= TASK BRIEF =
Lift every line from the entries that includes the word "results".

Data excerpts:
________________________________________
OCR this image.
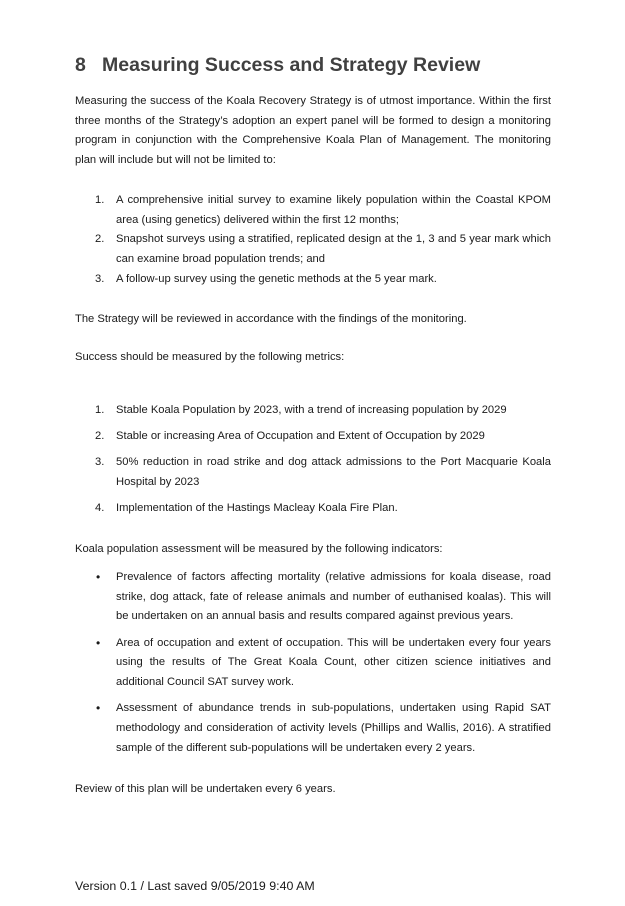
8 Measuring Success and Strategy Review

Measuring the success of the Koala Recovery Strategy is of utmost importance. Within the first three months of the Strategy’s adoption an expert panel will be formed to design a monitoring program in conjunction with the Comprehensive Koala Plan of Management. The monitoring plan will include but will not be limited to:

1. A comprehensive initial survey to examine likely population within the Coastal KPOM area (using genetics) delivered within the first 12 months;
2. Snapshot surveys using a stratified, replicated design at the 1, 3 and 5 year mark which can examine broad population trends; and
3. A follow-up survey using the genetic methods at the 5 year mark.

The Strategy will be reviewed in accordance with the findings of the monitoring.

Success should be measured by the following metrics:

1. Stable Koala Population by 2023, with a trend of increasing population by 2029
2. Stable or increasing Area of Occupation and Extent of Occupation by 2029
3. 50% reduction in road strike and dog attack admissions to the Port Macquarie Koala Hospital by 2023
4. Implementation of the Hastings Macleay Koala Fire Plan.

Koala population assessment will be measured by the following indicators:

• Prevalence of factors affecting mortality (relative admissions for koala disease, road strike, dog attack, fate of release animals and number of euthanised koalas). This will be undertaken on an annual basis and results compared against previous years.
• Area of occupation and extent of occupation. This will be undertaken every four years using the results of The Great Koala Count, other citizen science initiatives and additional Council SAT survey work.
• Assessment of abundance trends in sub-populations, undertaken using Rapid SAT methodology and consideration of activity levels (Phillips and Wallis, 2016). A stratified sample of the different sub-populations will be undertaken every 2 years.

Review of this plan will be undertaken every 6 years.

Version 0.1 / Last saved 9/05/2019 9:40 AM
________________________________________
= WRITTEN ANSWER =
• Prevalence of factors affecting mortality (relative admissions for koala disease, road strike, dog attack, fate of release animals and number of euthanised koalas). This will be undertaken on an annual basis and results compared against previous years.
• Area of occupation and extent of occupation. This will be undertaken every four years using the results of The Great Koala Count, other citizen science initiatives and additional Council SAT survey work.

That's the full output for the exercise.